## What to work on
Among the entries below, find how many lines carry the word "resting" and state only that figure.

[Information given]

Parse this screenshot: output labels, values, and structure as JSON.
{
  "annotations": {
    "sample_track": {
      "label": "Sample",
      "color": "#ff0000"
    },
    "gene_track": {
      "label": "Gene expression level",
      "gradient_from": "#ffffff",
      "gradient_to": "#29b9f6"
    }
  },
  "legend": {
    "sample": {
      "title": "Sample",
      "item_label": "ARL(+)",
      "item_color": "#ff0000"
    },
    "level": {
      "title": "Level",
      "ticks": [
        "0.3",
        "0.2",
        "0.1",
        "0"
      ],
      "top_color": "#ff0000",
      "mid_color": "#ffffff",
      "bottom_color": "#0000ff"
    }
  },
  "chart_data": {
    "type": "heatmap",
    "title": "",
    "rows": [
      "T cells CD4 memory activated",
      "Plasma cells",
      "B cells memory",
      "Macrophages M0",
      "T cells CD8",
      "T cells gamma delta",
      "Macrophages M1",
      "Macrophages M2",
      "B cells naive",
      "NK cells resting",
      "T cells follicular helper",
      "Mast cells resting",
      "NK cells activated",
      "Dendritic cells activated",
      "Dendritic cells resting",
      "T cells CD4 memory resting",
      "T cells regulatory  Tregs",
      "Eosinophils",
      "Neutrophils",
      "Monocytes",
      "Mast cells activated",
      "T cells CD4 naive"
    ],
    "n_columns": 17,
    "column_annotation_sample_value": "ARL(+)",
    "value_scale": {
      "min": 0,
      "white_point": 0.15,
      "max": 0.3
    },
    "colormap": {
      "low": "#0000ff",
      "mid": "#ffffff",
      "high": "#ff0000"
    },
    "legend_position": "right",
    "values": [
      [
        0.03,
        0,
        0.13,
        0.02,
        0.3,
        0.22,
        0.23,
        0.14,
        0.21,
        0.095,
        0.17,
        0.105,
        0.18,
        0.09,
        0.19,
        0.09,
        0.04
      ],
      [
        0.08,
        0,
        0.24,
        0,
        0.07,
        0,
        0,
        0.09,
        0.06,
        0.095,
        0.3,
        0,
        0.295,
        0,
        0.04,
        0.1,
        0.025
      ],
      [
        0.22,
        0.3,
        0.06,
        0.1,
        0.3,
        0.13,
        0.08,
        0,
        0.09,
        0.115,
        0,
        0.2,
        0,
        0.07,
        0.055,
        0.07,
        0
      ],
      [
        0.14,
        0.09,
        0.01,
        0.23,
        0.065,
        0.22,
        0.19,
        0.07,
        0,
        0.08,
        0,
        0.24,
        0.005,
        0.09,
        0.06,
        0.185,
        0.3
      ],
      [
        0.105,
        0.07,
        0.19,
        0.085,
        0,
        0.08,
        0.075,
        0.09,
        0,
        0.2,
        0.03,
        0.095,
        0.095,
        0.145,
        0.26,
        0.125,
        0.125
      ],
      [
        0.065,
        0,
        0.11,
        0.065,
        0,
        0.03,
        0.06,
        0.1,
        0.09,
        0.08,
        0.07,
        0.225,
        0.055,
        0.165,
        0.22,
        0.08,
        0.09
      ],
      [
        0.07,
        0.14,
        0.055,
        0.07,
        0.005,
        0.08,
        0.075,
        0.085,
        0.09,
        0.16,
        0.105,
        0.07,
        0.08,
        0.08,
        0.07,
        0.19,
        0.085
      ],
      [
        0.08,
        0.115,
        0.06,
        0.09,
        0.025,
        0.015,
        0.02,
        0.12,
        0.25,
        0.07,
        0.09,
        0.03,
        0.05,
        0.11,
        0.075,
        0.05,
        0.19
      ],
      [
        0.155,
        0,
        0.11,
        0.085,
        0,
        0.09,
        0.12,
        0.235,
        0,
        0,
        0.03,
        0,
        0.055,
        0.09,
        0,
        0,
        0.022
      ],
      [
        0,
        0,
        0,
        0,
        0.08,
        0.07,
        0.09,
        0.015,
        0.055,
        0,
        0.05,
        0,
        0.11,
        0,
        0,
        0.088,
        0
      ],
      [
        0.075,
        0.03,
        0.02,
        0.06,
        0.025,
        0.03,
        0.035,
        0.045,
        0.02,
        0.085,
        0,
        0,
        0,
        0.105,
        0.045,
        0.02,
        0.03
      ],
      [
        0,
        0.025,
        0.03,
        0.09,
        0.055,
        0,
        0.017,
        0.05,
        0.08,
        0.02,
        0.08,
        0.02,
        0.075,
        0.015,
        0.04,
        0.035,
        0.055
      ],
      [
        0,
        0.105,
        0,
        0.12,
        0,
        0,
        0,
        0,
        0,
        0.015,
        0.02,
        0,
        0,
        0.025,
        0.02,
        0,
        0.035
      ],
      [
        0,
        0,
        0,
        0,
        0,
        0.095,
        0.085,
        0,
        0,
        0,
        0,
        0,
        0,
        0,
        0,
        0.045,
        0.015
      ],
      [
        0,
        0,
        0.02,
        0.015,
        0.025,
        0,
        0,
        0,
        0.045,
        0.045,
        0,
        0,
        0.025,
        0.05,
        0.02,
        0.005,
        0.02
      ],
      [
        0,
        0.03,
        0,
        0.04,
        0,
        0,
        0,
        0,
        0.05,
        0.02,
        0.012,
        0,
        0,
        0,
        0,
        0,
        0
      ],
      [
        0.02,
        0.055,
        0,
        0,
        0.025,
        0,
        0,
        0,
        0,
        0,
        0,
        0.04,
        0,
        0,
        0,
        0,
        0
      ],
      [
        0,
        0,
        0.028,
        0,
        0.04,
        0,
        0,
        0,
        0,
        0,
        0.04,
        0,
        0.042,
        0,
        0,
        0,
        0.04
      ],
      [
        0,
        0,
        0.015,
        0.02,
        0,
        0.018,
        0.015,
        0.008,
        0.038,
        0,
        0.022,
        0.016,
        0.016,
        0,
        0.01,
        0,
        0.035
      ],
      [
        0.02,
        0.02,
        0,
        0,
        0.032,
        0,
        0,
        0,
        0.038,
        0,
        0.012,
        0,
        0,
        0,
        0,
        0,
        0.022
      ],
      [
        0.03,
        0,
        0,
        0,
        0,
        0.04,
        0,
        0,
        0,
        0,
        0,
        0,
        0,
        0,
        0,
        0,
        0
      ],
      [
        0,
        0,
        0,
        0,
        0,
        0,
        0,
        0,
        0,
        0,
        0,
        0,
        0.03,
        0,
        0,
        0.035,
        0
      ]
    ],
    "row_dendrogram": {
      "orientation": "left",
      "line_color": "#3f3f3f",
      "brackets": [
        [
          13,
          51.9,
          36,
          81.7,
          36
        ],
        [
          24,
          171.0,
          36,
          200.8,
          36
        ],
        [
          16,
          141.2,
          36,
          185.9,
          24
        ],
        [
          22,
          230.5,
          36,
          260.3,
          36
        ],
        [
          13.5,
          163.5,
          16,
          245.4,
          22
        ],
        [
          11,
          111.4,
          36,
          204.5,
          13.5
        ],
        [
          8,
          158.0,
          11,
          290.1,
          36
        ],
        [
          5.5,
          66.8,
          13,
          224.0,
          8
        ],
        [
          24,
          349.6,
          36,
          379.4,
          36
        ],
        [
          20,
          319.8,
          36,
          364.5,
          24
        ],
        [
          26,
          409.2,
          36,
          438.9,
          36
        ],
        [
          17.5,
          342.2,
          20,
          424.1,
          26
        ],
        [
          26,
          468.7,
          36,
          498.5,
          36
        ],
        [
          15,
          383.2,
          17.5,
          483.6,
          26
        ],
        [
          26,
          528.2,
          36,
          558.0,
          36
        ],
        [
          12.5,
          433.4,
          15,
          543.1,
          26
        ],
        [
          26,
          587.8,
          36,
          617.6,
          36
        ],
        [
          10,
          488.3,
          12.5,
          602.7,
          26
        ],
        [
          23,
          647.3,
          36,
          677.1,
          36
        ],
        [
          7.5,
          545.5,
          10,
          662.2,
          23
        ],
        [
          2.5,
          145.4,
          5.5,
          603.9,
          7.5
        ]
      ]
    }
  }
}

[/Information given]

## Answer for this exercise
4